> PROBLEM:
Scan the following material for the string "місцевих" and copy each line in which it appears.

> DATASET CONTENT:
╭──

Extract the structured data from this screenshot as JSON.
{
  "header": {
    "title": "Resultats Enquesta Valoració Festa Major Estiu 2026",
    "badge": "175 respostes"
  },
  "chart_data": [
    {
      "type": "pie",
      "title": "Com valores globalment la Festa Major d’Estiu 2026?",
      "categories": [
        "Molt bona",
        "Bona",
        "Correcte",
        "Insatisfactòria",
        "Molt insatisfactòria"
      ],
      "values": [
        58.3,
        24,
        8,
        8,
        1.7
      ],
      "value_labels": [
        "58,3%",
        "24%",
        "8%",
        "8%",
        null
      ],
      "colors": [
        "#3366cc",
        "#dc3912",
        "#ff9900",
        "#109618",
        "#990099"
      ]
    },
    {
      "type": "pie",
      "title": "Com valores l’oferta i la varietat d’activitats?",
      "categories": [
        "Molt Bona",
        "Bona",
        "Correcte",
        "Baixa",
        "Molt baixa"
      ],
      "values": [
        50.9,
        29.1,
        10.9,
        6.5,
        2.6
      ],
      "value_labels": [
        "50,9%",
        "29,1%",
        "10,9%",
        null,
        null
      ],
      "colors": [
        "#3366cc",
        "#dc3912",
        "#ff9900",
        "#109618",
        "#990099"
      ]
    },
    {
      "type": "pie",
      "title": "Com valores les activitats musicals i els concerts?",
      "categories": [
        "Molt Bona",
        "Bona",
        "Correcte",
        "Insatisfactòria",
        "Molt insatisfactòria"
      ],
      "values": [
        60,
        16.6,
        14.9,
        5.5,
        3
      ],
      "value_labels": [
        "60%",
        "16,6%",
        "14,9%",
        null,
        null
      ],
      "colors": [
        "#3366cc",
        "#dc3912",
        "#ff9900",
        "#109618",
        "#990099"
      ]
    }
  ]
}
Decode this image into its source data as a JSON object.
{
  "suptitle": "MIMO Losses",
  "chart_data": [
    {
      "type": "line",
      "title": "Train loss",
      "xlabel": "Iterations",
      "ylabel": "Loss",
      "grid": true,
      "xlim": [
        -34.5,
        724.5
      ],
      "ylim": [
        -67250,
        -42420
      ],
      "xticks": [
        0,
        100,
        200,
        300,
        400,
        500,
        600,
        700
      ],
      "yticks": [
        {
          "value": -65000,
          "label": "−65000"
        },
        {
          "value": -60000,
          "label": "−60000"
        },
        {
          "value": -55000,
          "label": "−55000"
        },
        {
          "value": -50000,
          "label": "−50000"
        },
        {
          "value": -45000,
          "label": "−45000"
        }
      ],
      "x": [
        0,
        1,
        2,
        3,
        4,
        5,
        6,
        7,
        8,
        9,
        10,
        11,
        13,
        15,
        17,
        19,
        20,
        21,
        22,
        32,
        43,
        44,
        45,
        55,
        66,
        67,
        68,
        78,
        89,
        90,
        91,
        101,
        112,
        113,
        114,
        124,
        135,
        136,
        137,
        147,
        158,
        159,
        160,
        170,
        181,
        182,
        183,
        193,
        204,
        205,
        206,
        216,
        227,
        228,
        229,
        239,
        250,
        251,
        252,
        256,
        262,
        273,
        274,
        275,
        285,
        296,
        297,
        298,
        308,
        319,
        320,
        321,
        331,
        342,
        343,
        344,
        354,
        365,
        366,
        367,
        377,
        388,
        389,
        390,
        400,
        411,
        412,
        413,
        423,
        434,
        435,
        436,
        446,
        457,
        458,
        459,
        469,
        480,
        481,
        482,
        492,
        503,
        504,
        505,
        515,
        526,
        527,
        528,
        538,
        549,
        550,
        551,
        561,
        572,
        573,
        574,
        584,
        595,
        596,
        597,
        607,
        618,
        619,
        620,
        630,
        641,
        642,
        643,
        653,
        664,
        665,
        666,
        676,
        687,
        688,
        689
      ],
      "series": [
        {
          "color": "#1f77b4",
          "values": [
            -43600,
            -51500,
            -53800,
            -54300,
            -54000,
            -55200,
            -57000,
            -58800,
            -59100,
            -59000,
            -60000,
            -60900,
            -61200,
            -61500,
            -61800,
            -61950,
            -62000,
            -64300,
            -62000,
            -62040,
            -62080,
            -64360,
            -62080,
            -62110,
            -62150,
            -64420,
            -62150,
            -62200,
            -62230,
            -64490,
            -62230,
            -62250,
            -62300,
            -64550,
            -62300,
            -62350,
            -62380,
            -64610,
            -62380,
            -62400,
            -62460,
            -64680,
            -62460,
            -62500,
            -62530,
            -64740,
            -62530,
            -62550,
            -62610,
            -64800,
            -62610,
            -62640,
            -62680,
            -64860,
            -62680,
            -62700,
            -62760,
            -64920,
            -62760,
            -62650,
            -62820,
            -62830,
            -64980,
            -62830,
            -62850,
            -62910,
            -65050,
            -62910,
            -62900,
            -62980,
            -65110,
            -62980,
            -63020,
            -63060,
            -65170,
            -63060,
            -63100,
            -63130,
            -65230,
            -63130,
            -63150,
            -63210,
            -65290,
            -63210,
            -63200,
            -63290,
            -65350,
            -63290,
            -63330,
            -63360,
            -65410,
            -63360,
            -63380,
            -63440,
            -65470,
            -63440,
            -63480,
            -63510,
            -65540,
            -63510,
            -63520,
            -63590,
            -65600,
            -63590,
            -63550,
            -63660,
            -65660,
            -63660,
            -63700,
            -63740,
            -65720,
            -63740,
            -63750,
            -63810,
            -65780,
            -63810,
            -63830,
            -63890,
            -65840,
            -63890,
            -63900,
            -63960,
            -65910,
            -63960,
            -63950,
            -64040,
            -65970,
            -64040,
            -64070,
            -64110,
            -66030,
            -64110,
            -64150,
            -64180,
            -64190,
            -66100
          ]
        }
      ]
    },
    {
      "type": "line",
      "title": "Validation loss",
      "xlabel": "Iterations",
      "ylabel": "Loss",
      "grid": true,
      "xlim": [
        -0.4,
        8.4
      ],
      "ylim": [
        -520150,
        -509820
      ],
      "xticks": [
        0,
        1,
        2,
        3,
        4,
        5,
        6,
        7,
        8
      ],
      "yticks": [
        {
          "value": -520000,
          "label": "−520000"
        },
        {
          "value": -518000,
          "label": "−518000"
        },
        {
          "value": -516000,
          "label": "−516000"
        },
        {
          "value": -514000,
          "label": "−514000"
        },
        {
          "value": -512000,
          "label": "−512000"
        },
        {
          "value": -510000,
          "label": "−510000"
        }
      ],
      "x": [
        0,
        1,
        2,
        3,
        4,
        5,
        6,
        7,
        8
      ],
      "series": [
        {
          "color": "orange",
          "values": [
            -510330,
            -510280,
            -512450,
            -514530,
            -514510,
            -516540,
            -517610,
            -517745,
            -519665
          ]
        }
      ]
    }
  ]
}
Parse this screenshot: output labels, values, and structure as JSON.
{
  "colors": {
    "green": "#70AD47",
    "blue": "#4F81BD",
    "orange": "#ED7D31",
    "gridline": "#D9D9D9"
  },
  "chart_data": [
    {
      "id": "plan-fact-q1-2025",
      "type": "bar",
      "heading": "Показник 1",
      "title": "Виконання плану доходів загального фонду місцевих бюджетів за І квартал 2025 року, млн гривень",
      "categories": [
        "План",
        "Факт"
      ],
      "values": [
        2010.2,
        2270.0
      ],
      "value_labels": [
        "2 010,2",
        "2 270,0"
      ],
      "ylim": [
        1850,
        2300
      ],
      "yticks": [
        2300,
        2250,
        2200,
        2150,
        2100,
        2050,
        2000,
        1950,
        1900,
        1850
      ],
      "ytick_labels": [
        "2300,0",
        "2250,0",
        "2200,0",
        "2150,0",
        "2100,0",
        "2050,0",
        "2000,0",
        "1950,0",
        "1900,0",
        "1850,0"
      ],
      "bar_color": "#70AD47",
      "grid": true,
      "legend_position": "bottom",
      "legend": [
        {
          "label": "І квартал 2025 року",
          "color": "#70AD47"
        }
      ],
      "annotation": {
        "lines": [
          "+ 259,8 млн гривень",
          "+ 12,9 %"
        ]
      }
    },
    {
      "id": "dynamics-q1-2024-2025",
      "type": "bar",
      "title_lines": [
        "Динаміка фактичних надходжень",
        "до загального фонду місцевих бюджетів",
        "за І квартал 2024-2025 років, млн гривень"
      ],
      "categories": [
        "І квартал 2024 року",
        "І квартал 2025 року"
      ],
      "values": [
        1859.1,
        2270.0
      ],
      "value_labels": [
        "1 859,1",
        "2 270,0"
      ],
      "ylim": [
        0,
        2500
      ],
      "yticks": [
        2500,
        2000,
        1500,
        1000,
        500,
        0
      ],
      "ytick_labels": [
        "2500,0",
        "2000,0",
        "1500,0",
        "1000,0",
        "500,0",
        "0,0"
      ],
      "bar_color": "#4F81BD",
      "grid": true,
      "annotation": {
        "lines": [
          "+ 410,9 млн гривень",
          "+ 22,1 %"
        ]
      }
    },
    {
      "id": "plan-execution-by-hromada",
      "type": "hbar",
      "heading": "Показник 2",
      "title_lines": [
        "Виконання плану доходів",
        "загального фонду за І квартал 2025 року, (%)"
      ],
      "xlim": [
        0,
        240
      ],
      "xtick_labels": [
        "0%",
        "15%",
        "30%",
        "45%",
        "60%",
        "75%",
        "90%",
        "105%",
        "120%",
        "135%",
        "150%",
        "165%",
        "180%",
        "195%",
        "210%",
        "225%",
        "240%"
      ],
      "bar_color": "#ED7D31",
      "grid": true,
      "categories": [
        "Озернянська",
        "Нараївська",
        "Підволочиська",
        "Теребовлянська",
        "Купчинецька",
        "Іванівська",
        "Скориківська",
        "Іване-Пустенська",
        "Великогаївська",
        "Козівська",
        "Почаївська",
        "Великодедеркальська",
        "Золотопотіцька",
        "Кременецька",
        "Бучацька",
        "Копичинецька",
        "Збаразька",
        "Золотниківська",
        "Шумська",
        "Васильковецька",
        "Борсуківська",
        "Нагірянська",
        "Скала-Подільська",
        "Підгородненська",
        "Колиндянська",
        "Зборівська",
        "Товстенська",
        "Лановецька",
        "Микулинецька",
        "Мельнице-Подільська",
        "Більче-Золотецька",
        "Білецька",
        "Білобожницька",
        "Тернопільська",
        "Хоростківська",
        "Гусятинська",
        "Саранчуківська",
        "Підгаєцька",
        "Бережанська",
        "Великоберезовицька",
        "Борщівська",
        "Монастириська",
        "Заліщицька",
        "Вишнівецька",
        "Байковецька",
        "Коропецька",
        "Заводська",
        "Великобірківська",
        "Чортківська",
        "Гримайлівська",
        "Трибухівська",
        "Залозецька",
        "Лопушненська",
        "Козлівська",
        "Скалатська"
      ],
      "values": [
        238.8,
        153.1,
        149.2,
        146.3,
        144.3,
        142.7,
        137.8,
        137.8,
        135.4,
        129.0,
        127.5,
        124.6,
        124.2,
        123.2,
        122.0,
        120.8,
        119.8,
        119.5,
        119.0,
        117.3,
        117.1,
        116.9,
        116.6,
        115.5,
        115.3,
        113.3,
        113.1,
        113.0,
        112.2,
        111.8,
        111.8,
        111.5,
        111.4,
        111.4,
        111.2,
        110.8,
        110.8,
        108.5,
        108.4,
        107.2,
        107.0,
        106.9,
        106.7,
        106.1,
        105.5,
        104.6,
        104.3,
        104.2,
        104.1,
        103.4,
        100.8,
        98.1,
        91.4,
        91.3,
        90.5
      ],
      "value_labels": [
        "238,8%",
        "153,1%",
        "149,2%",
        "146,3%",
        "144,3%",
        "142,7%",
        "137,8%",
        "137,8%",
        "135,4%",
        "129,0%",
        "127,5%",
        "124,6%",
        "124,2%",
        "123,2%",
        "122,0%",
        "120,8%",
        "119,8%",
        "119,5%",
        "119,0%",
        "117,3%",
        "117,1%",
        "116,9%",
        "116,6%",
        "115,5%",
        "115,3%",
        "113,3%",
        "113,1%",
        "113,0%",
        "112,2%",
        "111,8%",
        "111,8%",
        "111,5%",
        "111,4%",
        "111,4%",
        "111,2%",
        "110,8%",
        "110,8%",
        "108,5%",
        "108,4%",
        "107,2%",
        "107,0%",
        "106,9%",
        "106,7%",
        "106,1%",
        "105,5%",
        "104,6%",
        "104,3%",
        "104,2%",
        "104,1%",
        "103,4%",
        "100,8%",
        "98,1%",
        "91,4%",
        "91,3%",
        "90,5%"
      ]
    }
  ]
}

╰──

> THE SOLUTION:
      "title": "Виконання плану доходів загального фонду місцевих бюджетів за І квартал 2025 року, млн гривень",
        "до загального фонду місцевих бюджетів",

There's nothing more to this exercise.